# start of MATERIAL FOR THE TASK

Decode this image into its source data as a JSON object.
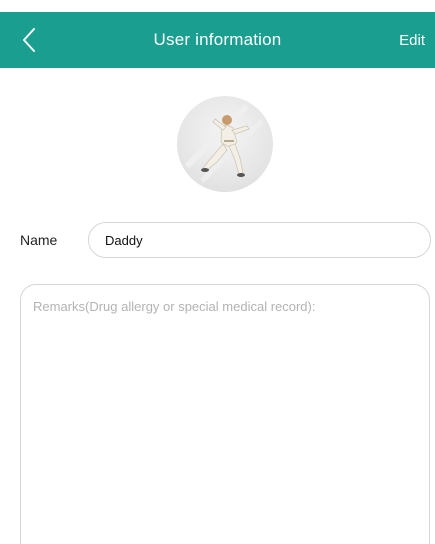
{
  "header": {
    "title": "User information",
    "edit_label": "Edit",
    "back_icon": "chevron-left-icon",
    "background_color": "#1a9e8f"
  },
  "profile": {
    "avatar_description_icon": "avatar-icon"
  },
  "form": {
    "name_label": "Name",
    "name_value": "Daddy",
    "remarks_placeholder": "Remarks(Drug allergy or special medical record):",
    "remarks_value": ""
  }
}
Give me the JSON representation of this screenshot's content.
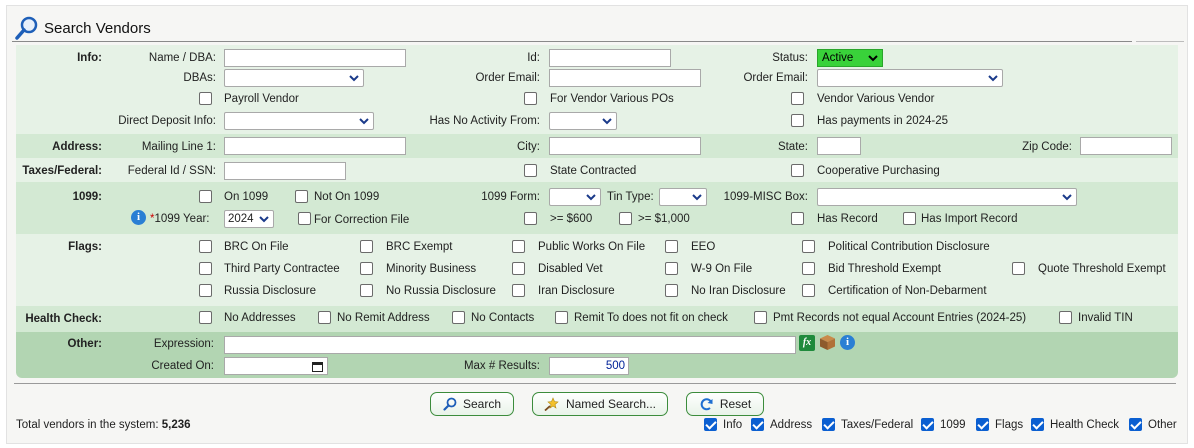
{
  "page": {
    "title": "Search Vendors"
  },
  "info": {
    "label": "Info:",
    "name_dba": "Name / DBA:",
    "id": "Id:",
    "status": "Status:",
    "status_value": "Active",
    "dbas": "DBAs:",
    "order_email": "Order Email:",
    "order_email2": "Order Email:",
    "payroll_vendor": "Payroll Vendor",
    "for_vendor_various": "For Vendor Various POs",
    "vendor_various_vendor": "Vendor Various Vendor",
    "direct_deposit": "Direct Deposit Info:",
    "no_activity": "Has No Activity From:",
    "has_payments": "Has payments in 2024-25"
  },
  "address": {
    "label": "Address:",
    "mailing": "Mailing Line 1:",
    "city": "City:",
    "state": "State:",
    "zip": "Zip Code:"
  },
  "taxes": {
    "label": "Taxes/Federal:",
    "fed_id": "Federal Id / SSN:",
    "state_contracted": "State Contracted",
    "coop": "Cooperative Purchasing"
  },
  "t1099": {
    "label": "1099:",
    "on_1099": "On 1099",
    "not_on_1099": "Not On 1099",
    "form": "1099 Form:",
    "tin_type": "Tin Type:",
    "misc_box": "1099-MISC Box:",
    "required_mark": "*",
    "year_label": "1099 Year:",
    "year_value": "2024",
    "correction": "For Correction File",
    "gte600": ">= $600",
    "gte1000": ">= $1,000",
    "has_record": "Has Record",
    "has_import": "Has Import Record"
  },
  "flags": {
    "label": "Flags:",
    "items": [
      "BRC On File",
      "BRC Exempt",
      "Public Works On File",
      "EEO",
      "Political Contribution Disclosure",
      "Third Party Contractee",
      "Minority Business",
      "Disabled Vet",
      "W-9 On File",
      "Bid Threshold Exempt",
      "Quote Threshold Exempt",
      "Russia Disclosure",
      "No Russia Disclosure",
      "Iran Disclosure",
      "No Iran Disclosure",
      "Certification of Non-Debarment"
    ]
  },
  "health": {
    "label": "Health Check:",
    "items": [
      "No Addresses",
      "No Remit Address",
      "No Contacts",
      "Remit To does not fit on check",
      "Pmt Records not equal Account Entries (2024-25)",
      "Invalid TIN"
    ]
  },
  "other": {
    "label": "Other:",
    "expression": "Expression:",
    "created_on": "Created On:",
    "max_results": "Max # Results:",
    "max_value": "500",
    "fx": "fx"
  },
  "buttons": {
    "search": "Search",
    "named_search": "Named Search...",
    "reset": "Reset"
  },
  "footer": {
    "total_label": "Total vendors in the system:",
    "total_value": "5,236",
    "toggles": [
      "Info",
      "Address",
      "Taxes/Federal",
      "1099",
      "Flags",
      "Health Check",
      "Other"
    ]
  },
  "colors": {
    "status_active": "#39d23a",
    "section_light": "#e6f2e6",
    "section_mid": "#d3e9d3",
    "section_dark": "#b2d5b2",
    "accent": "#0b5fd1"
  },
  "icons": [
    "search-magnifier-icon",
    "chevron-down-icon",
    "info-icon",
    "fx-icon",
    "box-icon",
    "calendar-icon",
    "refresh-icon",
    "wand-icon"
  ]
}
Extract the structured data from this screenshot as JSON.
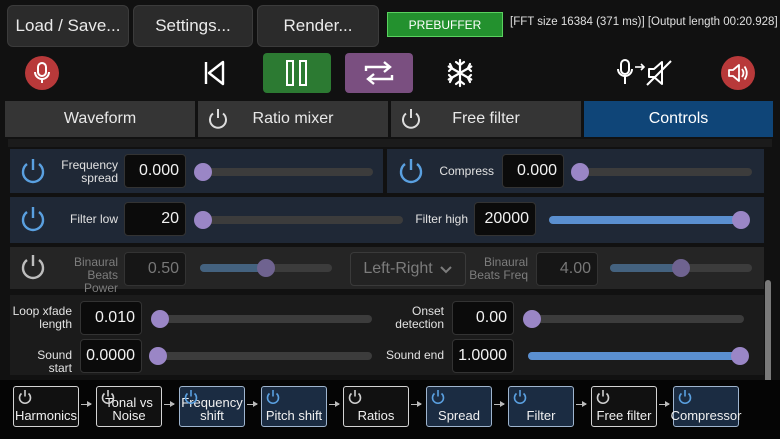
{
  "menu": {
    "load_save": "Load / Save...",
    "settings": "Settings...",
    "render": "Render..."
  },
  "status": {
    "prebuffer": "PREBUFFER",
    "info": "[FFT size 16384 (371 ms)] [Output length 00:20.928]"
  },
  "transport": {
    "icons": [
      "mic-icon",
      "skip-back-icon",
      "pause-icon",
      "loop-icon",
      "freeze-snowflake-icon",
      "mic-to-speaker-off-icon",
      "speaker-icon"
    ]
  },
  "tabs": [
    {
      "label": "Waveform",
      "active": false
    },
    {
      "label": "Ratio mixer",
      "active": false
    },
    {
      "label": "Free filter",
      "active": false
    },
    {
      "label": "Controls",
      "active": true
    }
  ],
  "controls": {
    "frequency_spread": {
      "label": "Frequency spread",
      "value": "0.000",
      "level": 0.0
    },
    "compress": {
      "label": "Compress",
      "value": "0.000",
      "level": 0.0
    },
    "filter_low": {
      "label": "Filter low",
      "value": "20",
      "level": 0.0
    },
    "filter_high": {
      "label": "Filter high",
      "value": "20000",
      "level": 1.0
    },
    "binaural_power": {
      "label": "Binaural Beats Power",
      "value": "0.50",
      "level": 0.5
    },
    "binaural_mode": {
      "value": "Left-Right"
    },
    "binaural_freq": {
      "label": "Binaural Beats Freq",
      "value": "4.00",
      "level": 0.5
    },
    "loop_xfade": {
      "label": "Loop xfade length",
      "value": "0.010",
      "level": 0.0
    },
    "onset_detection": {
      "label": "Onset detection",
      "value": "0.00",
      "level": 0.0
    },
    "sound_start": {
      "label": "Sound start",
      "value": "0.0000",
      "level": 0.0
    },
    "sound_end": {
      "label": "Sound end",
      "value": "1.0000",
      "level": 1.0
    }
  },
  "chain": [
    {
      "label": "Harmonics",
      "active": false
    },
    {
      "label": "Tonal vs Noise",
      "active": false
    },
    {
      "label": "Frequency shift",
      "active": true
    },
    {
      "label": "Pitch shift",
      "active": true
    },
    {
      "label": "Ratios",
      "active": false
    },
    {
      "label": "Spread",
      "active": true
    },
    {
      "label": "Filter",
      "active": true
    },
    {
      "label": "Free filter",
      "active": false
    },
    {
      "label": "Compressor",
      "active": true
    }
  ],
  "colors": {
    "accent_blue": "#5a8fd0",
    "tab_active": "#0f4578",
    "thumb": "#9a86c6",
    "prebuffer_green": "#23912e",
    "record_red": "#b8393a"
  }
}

# end of MATERIAL FOR THE TASK

*TASK INSTRUCTIONS*.
Return to the listing above and set it down exactly, leaving out its pictures.

*TASK RESULT*.
Decode this image into its source data as a JSON object.
{
  "header": {
    "title": "User information",
    "edit_label": "Edit",
    "back_icon": "chevron-left-icon",
    "background_color": "#1a9e8f"
  },
  "profile": {
    "avatar_description_icon": "avatar-icon"
  },
  "form": {
    "name_label": "Name",
    "name_value": "Daddy",
    "remarks_placeholder": "Remarks(Drug allergy or special medical record):",
    "remarks_value": ""
  }
}
Give me the JSON representation of this screenshot's content.
{
  "page": {
    "title": "Search Vendors"
  },
  "info": {
    "label": "Info:",
    "name_dba": "Name / DBA:",
    "id": "Id:",
    "status": "Status:",
    "status_value": "Active",
    "dbas": "DBAs:",
    "order_email": "Order Email:",
    "order_email2": "Order Email:",
    "payroll_vendor": "Payroll Vendor",
    "for_vendor_various": "For Vendor Various POs",
    "vendor_various_vendor": "Vendor Various Vendor",
    "direct_deposit": "Direct Deposit Info:",
    "no_activity": "Has No Activity From:",
    "has_payments": "Has payments in 2024-25"
  },
  "address": {
    "label": "Address:",
    "mailing": "Mailing Line 1:",
    "city": "City:",
    "state": "State:",
    "zip": "Zip Code:"
  },
  "taxes": {
    "label": "Taxes/Federal:",
    "fed_id": "Federal Id / SSN:",
    "state_contracted": "State Contracted",
    "coop": "Cooperative Purchasing"
  },
  "t1099": {
    "label": "1099:",
    "on_1099": "On 1099",
    "not_on_1099": "Not On 1099",
    "form": "1099 Form:",
    "tin_type": "Tin Type:",
    "misc_box": "1099-MISC Box:",
    "required_mark": "*",
    "year_label": "1099 Year:",
    "year_value": "2024",
    "correction": "For Correction File",
    "gte600": ">= $600",
    "gte1000": ">= $1,000",
    "has_record": "Has Record",
    "has_import": "Has Import Record"
  },
  "flags": {
    "label": "Flags:",
    "items": [
      "BRC On File",
      "BRC Exempt",
      "Public Works On File",
      "EEO",
      "Political Contribution Disclosure",
      "Third Party Contractee",
      "Minority Business",
      "Disabled Vet",
      "W-9 On File",
      "Bid Threshold Exempt",
      "Quote Threshold Exempt",
      "Russia Disclosure",
      "No Russia Disclosure",
      "Iran Disclosure",
      "No Iran Disclosure",
      "Certification of Non-Debarment"
    ]
  },
  "health": {
    "label": "Health Check:",
    "items": [
      "No Addresses",
      "No Remit Address",
      "No Contacts",
      "Remit To does not fit on check",
      "Pmt Records not equal Account Entries (2024-25)",
      "Invalid TIN"
    ]
  },
  "other": {
    "label": "Other:",
    "expression": "Expression:",
    "created_on": "Created On:",
    "max_results": "Max # Results:",
    "max_value": "500",
    "fx": "fx"
  },
  "buttons": {
    "search": "Search",
    "named_search": "Named Search...",
    "reset": "Reset"
  },
  "footer": {
    "total_label": "Total vendors in the system:",
    "total_value": "5,236",
    "toggles": [
      "Info",
      "Address",
      "Taxes/Federal",
      "1099",
      "Flags",
      "Health Check",
      "Other"
    ]
  },
  "colors": {
    "status_active": "#39d23a",
    "section_light": "#e6f2e6",
    "section_mid": "#d3e9d3",
    "section_dark": "#b2d5b2",
    "accent": "#0b5fd1"
  },
  "icons": [
    "search-magnifier-icon",
    "chevron-down-icon",
    "info-icon",
    "fx-icon",
    "box-icon",
    "calendar-icon",
    "refresh-icon",
    "wand-icon"
  ]
}
Extract the structured data from this screenshot as JSON.
{
  "menu": {
    "load_save": "Load / Save...",
    "settings": "Settings...",
    "render": "Render..."
  },
  "status": {
    "prebuffer": "PREBUFFER",
    "info": "[FFT size 16384 (371 ms)] [Output length 00:20.928]"
  },
  "transport": {
    "icons": [
      "mic-icon",
      "skip-back-icon",
      "pause-icon",
      "loop-icon",
      "freeze-snowflake-icon",
      "mic-to-speaker-off-icon",
      "speaker-icon"
    ]
  },
  "tabs": [
    {
      "label": "Waveform",
      "active": false
    },
    {
      "label": "Ratio mixer",
      "active": false
    },
    {
      "label": "Free filter",
      "active": false
    },
    {
      "label": "Controls",
      "active": true
    }
  ],
  "controls": {
    "frequency_spread": {
      "label": "Frequency spread",
      "value": "0.000",
      "level": 0.0
    },
    "compress": {
      "label": "Compress",
      "value": "0.000",
      "level": 0.0
    },
    "filter_low": {
      "label": "Filter low",
      "value": "20",
      "level": 0.0
    },
    "filter_high": {
      "label": "Filter high",
      "value": "20000",
      "level": 1.0
    },
    "binaural_power": {
      "label": "Binaural Beats Power",
      "value": "0.50",
      "level": 0.5
    },
    "binaural_mode": {
      "value": "Left-Right"
    },
    "binaural_freq": {
      "label": "Binaural Beats Freq",
      "value": "4.00",
      "level": 0.5
    },
    "loop_xfade": {
      "label": "Loop xfade length",
      "value": "0.010",
      "level": 0.0
    },
    "onset_detection": {
      "label": "Onset detection",
      "value": "0.00",
      "level": 0.0
    },
    "sound_start": {
      "label": "Sound start",
      "value": "0.0000",
      "level": 0.0
    },
    "sound_end": {
      "label": "Sound end",
      "value": "1.0000",
      "level": 1.0
    }
  },
  "chain": [
    {
      "label": "Harmonics",
      "active": false
    },
    {
      "label": "Tonal vs Noise",
      "active": false
    },
    {
      "label": "Frequency shift",
      "active": true
    },
    {
      "label": "Pitch shift",
      "active": true
    },
    {
      "label": "Ratios",
      "active": false
    },
    {
      "label": "Spread",
      "active": true
    },
    {
      "label": "Filter",
      "active": true
    },
    {
      "label": "Free filter",
      "active": false
    },
    {
      "label": "Compressor",
      "active": true
    }
  ],
  "colors": {
    "accent_blue": "#5a8fd0",
    "tab_active": "#0f4578",
    "thumb": "#9a86c6",
    "prebuffer_green": "#23912e",
    "record_red": "#b8393a"
  }
}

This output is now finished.